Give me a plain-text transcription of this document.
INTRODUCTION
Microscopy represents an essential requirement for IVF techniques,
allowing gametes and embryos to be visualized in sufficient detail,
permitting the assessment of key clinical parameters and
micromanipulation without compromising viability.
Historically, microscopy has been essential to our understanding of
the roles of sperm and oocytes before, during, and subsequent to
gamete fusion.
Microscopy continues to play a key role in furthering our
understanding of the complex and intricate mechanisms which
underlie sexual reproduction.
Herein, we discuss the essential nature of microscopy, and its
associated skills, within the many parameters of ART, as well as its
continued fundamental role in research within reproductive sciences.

^^^^^^^^

Return the entries above exactly, each one complete.

| Response to this exercise |
Give me a plain-text transcription of this document.
INTRODUCTION
Microscopy represents an essential requirement for IVF techniques,
allowing gametes and embryos to be visualized in sufficient detail,
permitting the assessment of key clinical parameters and
micromanipulation without compromising viability.
Historically, microscopy has been essential to our understanding of
the roles of sperm and oocytes before, during, and subsequent to
gamete fusion.
Microscopy continues to play a key role in furthering our
understanding of the complex and intricate mechanisms which
underlie sexual reproduction.
Herein, we discuss the essential nature of microscopy, and its
associated skills, within the many parameters of ART, as well as its
continued fundamental role in research within reproductive sciences.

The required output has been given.